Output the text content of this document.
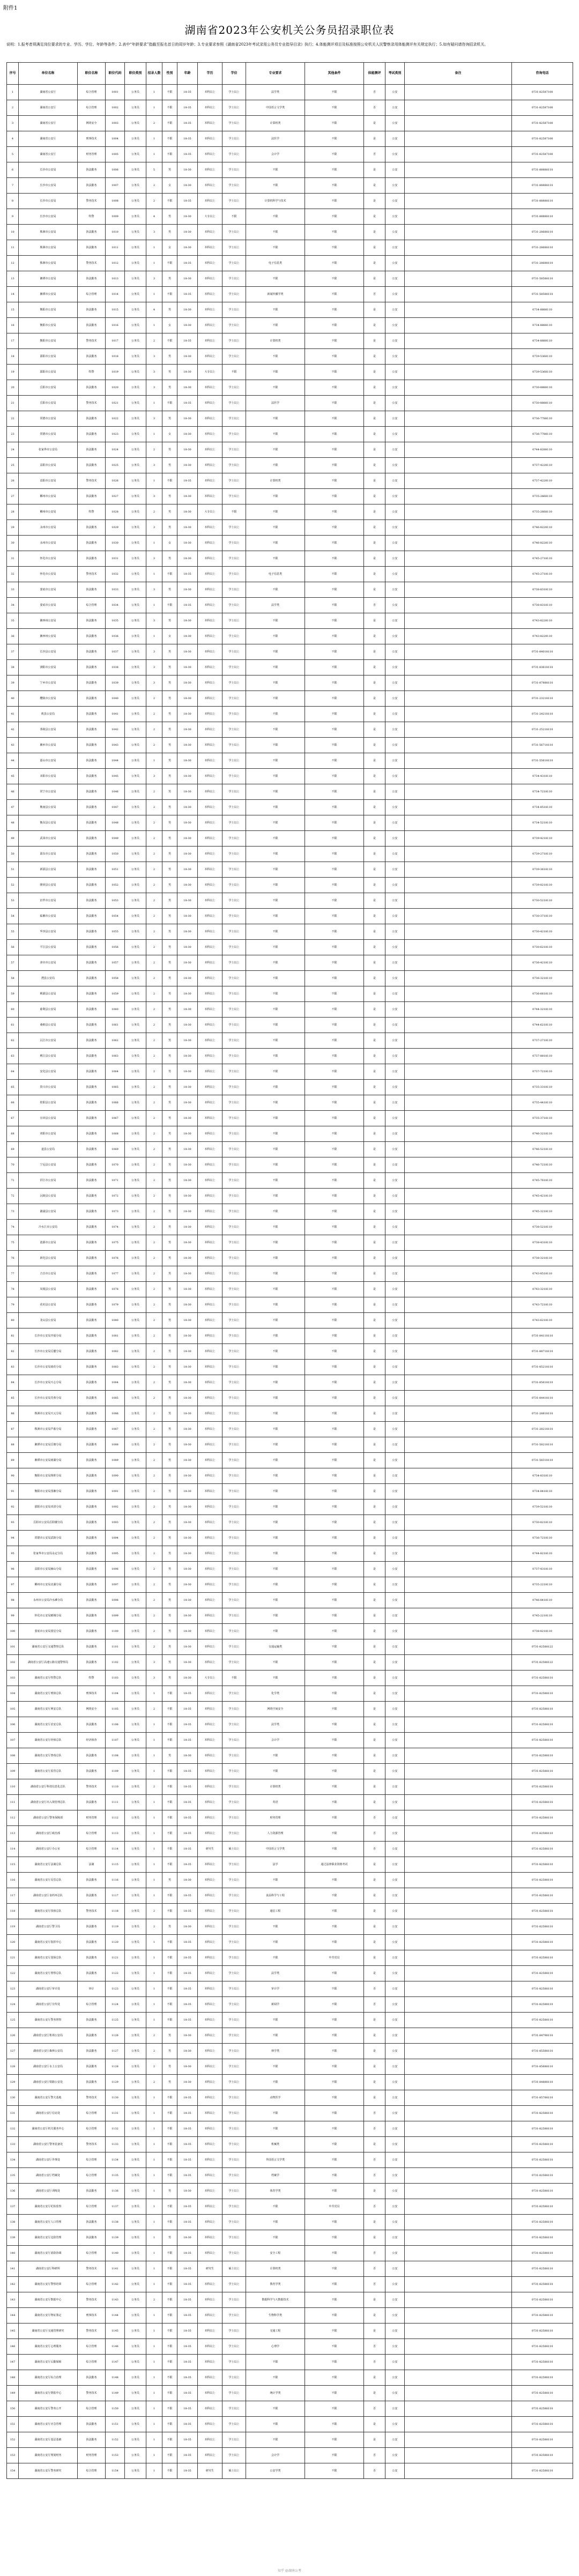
附件1
湖南省2023年公安机关公务员招录职位表
说明：1.报考者须满足岗位要求的专业、学历、学位、年龄等条件；2.表中“年龄要求”指截至报名首日的周岁年龄；3.专业要求参照《湖南省2023年考试录用公务员专业指导目录》执行；4.体能测评项目及标准按照公安机关人民警察录用体能测评有关规定执行；5.如有疑问请咨询招录机关。
序号	单位名称	职位名称	职位代码	职位类别	招录人数	性别	年龄	学历	学位	专业要求	其他条件	体能测评	考试类别	备注	咨询电话
1	湖南省公安厅	综合管理	1001	公务员	1	不限	18-35	本科以上	学士以上	法学类	不限	否	公安		0731-82587100
2	湖南省公安厅	综合管理	1002	公务员	1	不限	18-35	本科以上	学士以上	中国语言文学类	不限	否	公安		0731-82587100
3	湖南省公安厅	网络安全	1003	公务员	2	不限	18-35	本科以上	学士以上	计算机类	不限	是	公安		0731-82587100
4	湖南省公安厅	刑事技术	1004	公务员	1	不限	18-35	本科以上	学士以上	法医学	不限	是	公安		0731-82587100
5	湖南省公安厅	财务管理	1005	公务员	1	不限	18-35	本科以上	学士以上	会计学	不限	否	公安		0731-82587100
6	长沙市公安局	执法勤务	1006	公务员	5	男	18-30	本科以上	学士以上	不限	不限	是	公安		0731-88888110
7	长沙市公安局	执法勤务	1007	公务员	2	女	18-30	本科以上	学士以上	不限	不限	是	公安		0731-88888110
8	长沙市公安局	警务技术	1008	公务员	2	不限	18-35	本科以上	学士以上	计算机科学与技术	不限	是	公安		0731-88888110
9	长沙市公安局	特警	1009	公务员	4	男	18-30	大专以上	不限	不限	不限	是	公安		0731-88888110
10	株洲市公安局	执法勤务	1010	公务员	3	男	18-30	本科以上	学士以上	不限	不限	是	公安		0731-28688110
11	株洲市公安局	执法勤务	1011	公务员	1	女	18-30	本科以上	学士以上	不限	不限	是	公安		0731-28688110
12	株洲市公安局	警务技术	1012	公务员	1	不限	18-35	本科以上	学士以上	电子信息类	不限	是	公安		0731-28688110
13	湘潭市公安局	执法勤务	1013	公务员	3	男	18-30	本科以上	学士以上	不限	不限	是	公安		0731-58588110
14	湘潭市公安局	综合管理	1014	公务员	1	不限	18-35	本科以上	学士以上	新闻传播学类	不限	否	公安		0731-58588110
15	衡阳市公安局	执法勤务	1015	公务员	4	男	18-30	本科以上	学士以上	不限	不限	是	公安		0734-8888110
16	衡阳市公安局	执法勤务	1016	公务员	1	女	18-30	本科以上	学士以上	不限	不限	是	公安		0734-8888110
17	衡阳市公安局	警务技术	1017	公务员	2	不限	18-35	本科以上	学士以上	计算机类	不限	是	公安		0734-8888110
18	邵阳市公安局	执法勤务	1018	公务员	3	男	18-30	本科以上	学士以上	不限	不限	是	公安		0739-5368110
19	邵阳市公安局	特警	1019	公务员	3	男	18-30	大专以上	不限	不限	不限	是	公安		0739-5368110
20	岳阳市公安局	执法勤务	1020	公务员	3	男	18-30	本科以上	学士以上	不限	不限	是	公安		0730-8888110
21	岳阳市公安局	警务技术	1021	公务员	1	不限	18-35	本科以上	学士以上	法医学	不限	是	公安		0730-8888110
22	常德市公安局	执法勤务	1022	公务员	3	男	18-30	本科以上	学士以上	不限	不限	是	公安		0736-7788110
23	常德市公安局	执法勤务	1023	公务员	1	女	18-30	本科以上	学士以上	不限	不限	是	公安		0736-7788110
24	张家界市公安局	执法勤务	1024	公务员	2	男	18-30	本科以上	学士以上	不限	不限	是	公安		0744-8288110
25	益阳市公安局	执法勤务	1025	公务员	3	男	18-30	本科以上	学士以上	不限	不限	是	公安		0737-4228110
26	益阳市公安局	警务技术	1026	公务员	1	不限	18-35	本科以上	学士以上	计算机类	不限	是	公安		0737-4228110
27	郴州市公安局	执法勤务	1027	公务员	3	男	18-30	本科以上	学士以上	不限	不限	是	公安		0735-2668110
28	郴州市公安局	特警	1028	公务员	2	男	18-30	大专以上	不限	不限	不限	是	公安		0735-2668110
29	永州市公安局	执法勤务	1029	公务员	3	男	18-30	本科以上	学士以上	不限	不限	是	公安		0746-8228110
30	永州市公安局	执法勤务	1030	公务员	1	女	18-30	本科以上	学士以上	不限	不限	是	公安		0746-8228110
31	怀化市公安局	执法勤务	1031	公务员	3	男	18-30	本科以上	学士以上	不限	不限	是	公安		0745-2718110
32	怀化市公安局	警务技术	1032	公务员	1	不限	18-35	本科以上	学士以上	电子信息类	不限	是	公安		0745-2718110
33	娄底市公安局	执法勤务	1033	公务员	3	男	18-30	本科以上	学士以上	不限	不限	是	公安		0738-8318110
34	娄底市公安局	综合管理	1034	公务员	1	不限	18-35	本科以上	学士以上	法学类	不限	否	公安		0738-8318110
35	湘西州公安局	执法勤务	1035	公务员	3	男	18-30	本科以上	学士以上	不限	不限	是	公安		0743-8228110
36	湘西州公安局	执法勤务	1036	公务员	1	女	18-30	本科以上	学士以上	不限	不限	是	公安		0743-8228110
37	长沙县公安局	执法勤务	1037	公务员	3	男	18-30	本科以上	学士以上	不限	不限	是	公安		0731-84018110
38	浏阳市公安局	执法勤务	1038	公务员	3	男	18-30	本科以上	学士以上	不限	不限	是	公安		0731-83618110
39	宁乡市公安局	执法勤务	1039	公务员	3	男	18-30	本科以上	学士以上	不限	不限	是	公安		0731-87888110
40	醴陵市公安局	执法勤务	1040	公务员	2	男	18-30	本科以上	学士以上	不限	不限	是	公安		0731-23218110
41	攸县公安局	执法勤务	1041	公务员	2	男	18-30	本科以上	学士以上	不限	不限	是	公安		0731-24218110
42	茶陵县公安局	执法勤务	1042	公务员	2	男	18-30	本科以上	学士以上	不限	不限	是	公安		0731-25218110
43	湘乡市公安局	执法勤务	1043	公务员	2	男	18-30	本科以上	学士以上	不限	不限	是	公安		0731-56718110
44	韶山市公安局	执法勤务	1044	公务员	1	男	18-30	本科以上	学士以上	不限	不限	是	公安		0731-55618110
45	耒阳市公安局	执法勤务	1045	公务员	3	男	18-30	本科以上	学士以上	不限	不限	是	公安		0734-4318110
46	常宁市公安局	执法勤务	1046	公务员	2	男	18-30	本科以上	学士以上	不限	不限	是	公安		0734-7218110
47	衡南县公安局	执法勤务	1047	公务员	2	男	18-30	本科以上	学士以上	不限	不限	是	公安		0734-8518110
48	衡东县公安局	执法勤务	1048	公务员	2	男	18-30	本科以上	学士以上	不限	不限	是	公安		0734-5218110
49	武冈市公安局	执法勤务	1049	公务员	2	男	18-30	本科以上	学士以上	不限	不限	是	公安		0739-4218110
50	邵东市公安局	执法勤务	1050	公务员	2	男	18-30	本科以上	学士以上	不限	不限	是	公安		0739-2718110
51	新邵县公安局	执法勤务	1051	公务员	2	男	18-30	本科以上	学士以上	不限	不限	是	公安		0739-3618110
52	隆回县公安局	执法勤务	1052	公务员	2	男	18-30	本科以上	学士以上	不限	不限	是	公安		0739-8218110
53	汨罗市公安局	执法勤务	1053	公务员	2	男	18-30	本科以上	学士以上	不限	不限	是	公安		0730-5218110
54	临湘市公安局	执法勤务	1054	公务员	2	男	18-30	本科以上	学士以上	不限	不限	是	公安		0730-3718110
55	华容县公安局	执法勤务	1055	公务员	2	男	18-30	本科以上	学士以上	不限	不限	是	公安		0730-4218110
56	平江县公安局	执法勤务	1056	公务员	2	男	18-30	本科以上	学士以上	不限	不限	是	公安		0730-6218110
57	津市市公安局	执法勤务	1057	公务员	2	男	18-30	本科以上	学士以上	不限	不限	是	公安		0736-4218110
58	澧县公安局	执法勤务	1058	公务员	2	男	18-30	本科以上	学士以上	不限	不限	是	公安		0736-3218110
59	桃源县公安局	执法勤务	1059	公务员	2	男	18-30	本科以上	学士以上	不限	不限	是	公安		0736-6618110
60	慈利县公安局	执法勤务	1060	公务员	2	男	18-30	本科以上	学士以上	不限	不限	是	公安		0744-3218110
61	桑植县公安局	执法勤务	1061	公务员	2	男	18-30	本科以上	学士以上	不限	不限	是	公安		0744-6218110
62	沅江市公安局	执法勤务	1062	公务员	2	男	18-30	本科以上	学士以上	不限	不限	是	公安		0737-2718110
63	桃江县公安局	执法勤务	1063	公务员	2	男	18-30	本科以上	学士以上	不限	不限	是	公安		0737-8818110
64	安化县公安局	执法勤务	1064	公务员	2	男	18-30	本科以上	学士以上	不限	不限	是	公安		0737-7218110
65	资兴市公安局	执法勤务	1065	公务员	2	男	18-30	本科以上	学士以上	不限	不限	是	公安		0735-3318110
66	桂阳县公安局	执法勤务	1066	公务员	2	男	18-30	本科以上	学士以上	不限	不限	是	公安		0735-4418110
67	宜章县公安局	执法勤务	1067	公务员	2	男	18-30	本科以上	学士以上	不限	不限	是	公安		0735-3718110
68	祁阳市公安局	执法勤务	1068	公务员	2	男	18-30	本科以上	学士以上	不限	不限	是	公安		0746-3218110
69	道县公安局	执法勤务	1069	公务员	2	男	18-30	本科以上	学士以上	不限	不限	是	公安		0746-5218110
70	宁远县公安局	执法勤务	1070	公务员	2	男	18-30	本科以上	学士以上	不限	不限	是	公安		0746-7218110
71	洪江市公安局	执法勤务	1071	公务员	2	男	18-30	本科以上	学士以上	不限	不限	是	公安		0745-7618110
72	沅陵县公安局	执法勤务	1072	公务员	2	男	18-30	本科以上	学士以上	不限	不限	是	公安		0745-4218110
73	溆浦县公安局	执法勤务	1073	公务员	2	男	18-30	本科以上	学士以上	不限	不限	是	公安		0745-3218110
74	冷水江市公安局	执法勤务	1074	公务员	2	男	18-30	本科以上	学士以上	不限	不限	是	公安		0738-5218110
75	涟源市公安局	执法勤务	1075	公务员	2	男	18-30	本科以上	学士以上	不限	不限	是	公安		0738-4318110
76	新化县公安局	执法勤务	1076	公务员	2	男	18-30	本科以上	学士以上	不限	不限	是	公安		0738-3218110
77	吉首市公安局	执法勤务	1077	公务员	2	男	18-30	本科以上	学士以上	不限	不限	是	公安		0743-8518110
78	凤凰县公安局	执法勤务	1078	公务员	2	男	18-30	本科以上	学士以上	不限	不限	是	公安		0743-3218110
79	花垣县公安局	执法勤务	1079	公务员	2	男	18-30	本科以上	学士以上	不限	不限	是	公安		0743-7218110
80	龙山县公安局	执法勤务	1080	公务员	2	男	18-30	本科以上	学士以上	不限	不限	是	公安		0743-6218110
81	长沙市公安局开福分局	执法勤务	1081	公务员	2	男	18-30	本科以上	学士以上	不限	不限	是	公安		0731-84118110
82	长沙市公安局岳麓分局	执法勤务	1082	公务员	2	男	18-30	本科以上	学士以上	不限	不限	是	公安		0731-88718110
83	长沙市公安局雨花分局	执法勤务	1083	公务员	2	男	18-30	本科以上	学士以上	不限	不限	是	公安		0731-85218110
84	长沙市公安局天心分局	执法勤务	1084	公务员	2	男	18-30	本科以上	学士以上	不限	不限	是	公安		0731-85618110
85	长沙市公安局芙蓉分局	执法勤务	1085	公务员	2	男	18-30	本科以上	学士以上	不限	不限	是	公安		0731-84418110
86	株洲市公安局天元分局	执法勤务	1086	公务员	2	男	18-30	本科以上	学士以上	不限	不限	是	公安		0731-28818110
87	株洲市公安局芦淞分局	执法勤务	1087	公务员	2	男	18-30	本科以上	学士以上	不限	不限	是	公安		0731-28218110
88	湘潭市公安局岳塘分局	执法勤务	1088	公务员	2	男	18-30	本科以上	学士以上	不限	不限	是	公安		0731-58218110
89	湘潭市公安局雨湖分局	执法勤务	1089	公务员	2	男	18-30	本科以上	学士以上	不限	不限	是	公安		0731-58318110
90	衡阳市公安局珠晖分局	执法勤务	1090	公务员	2	男	18-30	本科以上	学士以上	不限	不限	是	公安		0734-8318110
91	衡阳市公安局蒸湘分局	执法勤务	1091	公务员	2	男	18-30	本科以上	学士以上	不限	不限	是	公安		0734-8418110
92	邵阳市公安局双清分局	执法勤务	1092	公务员	2	男	18-30	本科以上	学士以上	不限	不限	是	公安		0739-5218110
93	岳阳市公安局岳阳楼分局	执法勤务	1093	公务员	2	男	18-30	本科以上	学士以上	不限	不限	是	公安		0730-8218110
94	常德市公安局武陵分局	执法勤务	1094	公务员	2	男	18-30	本科以上	学士以上	不限	不限	是	公安		0736-7218110
95	张家界市公安局永定分局	执法勤务	1095	公务员	2	男	18-30	本科以上	学士以上	不限	不限	是	公安		0744-8218110
96	益阳市公安局赫山分局	执法勤务	1096	公务员	2	男	18-30	本科以上	学士以上	不限	不限	是	公安		0737-4318110
97	郴州市公安局北湖分局	执法勤务	1097	公务员	2	男	18-30	本科以上	学士以上	不限	不限	是	公安		0735-2218110
98	永州市公安局冷水滩分局	执法勤务	1098	公务员	2	男	18-30	本科以上	学士以上	不限	不限	是	公安		0746-8418110
99	怀化市公安局鹤城分局	执法勤务	1099	公务员	2	男	18-30	本科以上	学士以上	不限	不限	是	公安		0745-2218110
100	娄底市公安局娄星分局	执法勤务	1100	公务员	2	男	18-30	本科以上	学士以上	不限	不限	是	公安		0738-8218110
101	湖南省公安厅交通警察总队	执法勤务	1101	公务员	2	男	18-30	本科以上	学士以上	交通运输类	不限	是	公安		0731-82588122
102	湖南省公安厅高速公路交通警察局	执法勤务	1102	公务员	3	男	18-30	本科以上	学士以上	不限	不限	是	公安		0731-82588122
103	湖南省公安厅特警总队	特警	1103	公务员	3	男	18-30	大专以上	不限	不限	不限	是	公安		0731-82588110
104	湖南省公安厅刑侦总队	刑事技术	1104	公务员	1	不限	18-35	本科以上	学士以上	化学类	不限	是	公安		0731-82588110
105	湖南省公安厅网安总队	网络安全	1105	公务员	2	不限	18-35	本科以上	学士以上	网络空间安全	不限	是	公安		0731-82588110
106	湖南省公安厅治安总队	执法勤务	1106	公务员	1	不限	18-35	本科以上	学士以上	法学类	不限	是	公安		0731-82588110
107	湖南省公安厅经侦总队	经济侦查	1107	公务员	1	不限	18-35	本科以上	学士以上	会计学	不限	是	公安		0731-82588110
108	湖南省公安厅禁毒总队	执法勤务	1108	公务员	1	男	18-30	本科以上	学士以上	不限	不限	是	公安		0731-82588110
109	湖南省公安厅监管总队	执法勤务	1109	公务员	1	不限	18-35	本科以上	学士以上	不限	不限	是	公安		0731-82588110
110	湖南省公安厅科技信息化总队	警务技术	1110	公务员	2	不限	18-35	本科以上	学士以上	计算机类	不限	是	公安		0731-82588110
111	湖南省公安厅出入境管理总队	执法勤务	1111	公务员	1	不限	18-35	本科以上	学士以上	英语	不限	是	公安		0731-82588110
112	湖南省公安厅警务保障部	财务管理	1112	公务员	1	不限	18-35	本科以上	学士以上	财务管理	不限	否	公安		0731-82588110
113	湖南省公安厅政治部	综合管理	1113	公务员	1	不限	18-35	本科以上	学士以上	人力资源管理	不限	否	公安		0731-82588110
114	湖南省公安厅办公室	综合管理	1114	公务员	1	不限	18-35	研究生	硕士以上	中国语言文学类	不限	否	公安		0731-82588110
115	湖南省公安厅法制总队	法制	1115	公务员	1	不限	18-35	本科以上	学士以上	法学	通过法律职业资格考试	是	公安		0731-82588110
116	湖南省公安厅反恐总队	执法勤务	1116	公务员	1	男	18-30	本科以上	学士以上	不限	不限	是	公安		0731-82588110
117	湖南省公安厅食药环总队	执法勤务	1117	公务员	1	不限	18-35	本科以上	学士以上	食品科学与工程	不限	是	公安		0731-82588110
118	湖南省公安厅技侦总队	警务技术	1118	公务员	2	不限	18-35	本科以上	学士以上	通信工程	不限	是	公安		0731-82588110
119	湖南省公安厅警卫局	执法勤务	1119	公务员	2	男	18-30	本科以上	学士以上	不限	不限	是	公安		0731-82588110
120	湖南省公安厅指挥中心	执法勤务	1120	公务员	1	不限	18-35	本科以上	学士以上	不限	不限	是	公安		0731-82588110
121	湖南省公安厅国保总队	执法勤务	1121	公务员	1	不限	18-35	本科以上	学士以上	不限	中共党员	是	公安		0731-82588110
122	湖南省公安厅督察总队	执法勤务	1122	公务员	1	不限	18-35	本科以上	学士以上	法学类	不限	是	公安		0731-82588110
123	湖南省公安厅审计处	审计	1123	公务员	1	不限	18-35	本科以上	学士以上	审计学	不限	否	公安		0731-82588110
124	湖南省公安厅宣传处	综合管理	1124	公务员	1	不限	18-35	本科以上	学士以上	新闻学	不限	否	公安		0731-82588110
125	湖南省公安厅警务督察	执法勤务	1125	公务员	1	不限	18-35	本科以上	学士以上	不限	不限	是	公安		0731-82588110
126	湖南省公安厅机场公安局	执法勤务	1126	公务员	2	男	18-30	本科以上	学士以上	不限	不限	是	公安		0731-84798110
127	湖南省公安厅森林公安局	执法勤务	1127	公务员	2	男	18-30	本科以上	学士以上	林学类	不限	是	公安		0731-85588110
128	湖南省公安厅水上公安局	执法勤务	1128	公务员	2	男	18-30	本科以上	学士以上	不限	不限	是	公安		0731-85688110
129	湖南省公安厅铁路公安处	执法勤务	1129	公务员	2	男	18-30	本科以上	学士以上	不限	不限	是	公安		0731-84888110
130	湖南省公安厅警犬基地	警务技术	1130	公务员	1	不限	18-35	本科以上	学士以上	动物医学	不限	是	公安		0731-85788110
131	湖南省公安厅信访处	综合管理	1131	公务员	1	不限	18-35	本科以上	学士以上	不限	不限	否	公安		0731-82588110
132	湖南省公安厅机关服务中心	综合管理	1132	公务员	1	不限	18-35	本科以上	学士以上	不限	不限	否	公安		0731-82588110
133	湖南省公安厅警务装备处	警务技术	1133	公务员	1	不限	18-35	本科以上	学士以上	机械类	不限	是	公安		0731-82588110
134	湖南省公安厅外事处	综合管理	1134	公务员	1	不限	18-35	本科以上	学士以上	外国语言文学类	不限	否	公安		0731-82588110
135	湖南省公安厅档案处	综合管理	1135	公务员	1	不限	18-35	本科以上	学士以上	档案学	不限	否	公安		0731-82588110
136	湖南省公安厅训练处	执法勤务	1136	公务员	1	男	18-30	本科以上	学士以上	体育学类	不限	是	公安		0731-82588110
137	湖南省公安厅纪检监察	综合管理	1137	公务员	1	不限	18-35	本科以上	学士以上	不限	中共党员	否	公安		0731-82588110
138	湖南省公安厅人口管理	执法勤务	1138	公务员	1	不限	18-35	本科以上	学士以上	不限	不限	是	公安		0731-82588110
139	湖南省公安厅边防管理	执法勤务	1139	公务员	1	男	18-30	本科以上	学士以上	不限	不限	是	公安		0731-82588110
140	湖南省公安厅消防协调	综合管理	1140	公务员	1	不限	18-35	本科以上	学士以上	安全工程	不限	否	公安		0731-82588110
141	湖南省公安厅科研所	警务技术	1141	公务员	1	不限	18-35	研究生	硕士以上	计算机类	不限	否	公安		0731-82588110
142	湖南省公安厅警察培训	综合管理	1142	公务员	1	不限	18-35	本科以上	学士以上	教育学类	不限	否	公安		0731-82588110
143	湖南省公安厅数据中心	警务技术	1143	公务员	2	不限	18-35	本科以上	学士以上	数据科学与大数据技术	不限	是	公安		0731-82588110
144	湖南省公安厅物证鉴定	刑事技术	1144	公务员	1	不限	18-35	本科以上	学士以上	生物科学类	不限	是	公安		0731-82588110
145	湖南省公安厅交通管理研究	警务技术	1145	公务员	1	不限	18-35	本科以上	学士以上	交通工程	不限	是	公安		0731-82588110
146	湖南省公安厅心理服务	综合管理	1146	公务员	1	不限	18-35	本科以上	学士以上	心理学	不限	否	公安		0731-82588110
147	湖南省公安厅后勤保障	综合管理	1147	公务员	1	不限	18-35	本科以上	学士以上	不限	不限	否	公安		0731-82588110
148	湖南省公安厅综合治理	执法勤务	1148	公务员	1	不限	18-35	本科以上	学士以上	不限	不限	是	公安		0731-82588110
149	湖南省公安厅情报中心	警务技术	1149	公务员	1	不限	18-35	本科以上	学士以上	统计学类	不限	是	公安		0731-82588110
150	湖南省公安厅警务公开	综合管理	1150	公务员	1	不限	18-35	本科以上	学士以上	不限	不限	否	公安		0731-82588110
151	湖南省公安厅应急管理	执法勤务	1151	公务员	1	不限	18-35	本科以上	学士以上	不限	不限	是	公安		0731-82588110
152	湖南省公安厅基层基础	执法勤务	1152	公务员	1	不限	18-35	本科以上	学士以上	不限	不限	是	公安		0731-82588110
153	湖南省公安厅规划财务	财务管理	1153	公务员	1	不限	18-35	本科以上	学士以上	会计学	不限	否	公安		0731-82588110
154	湖南省公安厅警务研究	综合管理	1154	公务员	1	不限	18-35	研究生	硕士以上	公安学类	不限	否	公安		0731-82588110
知乎 @湖南公考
============================================================
In the records above, how many lines include the string "财务管理"? Answer with only the number.

● **Complete output**: 3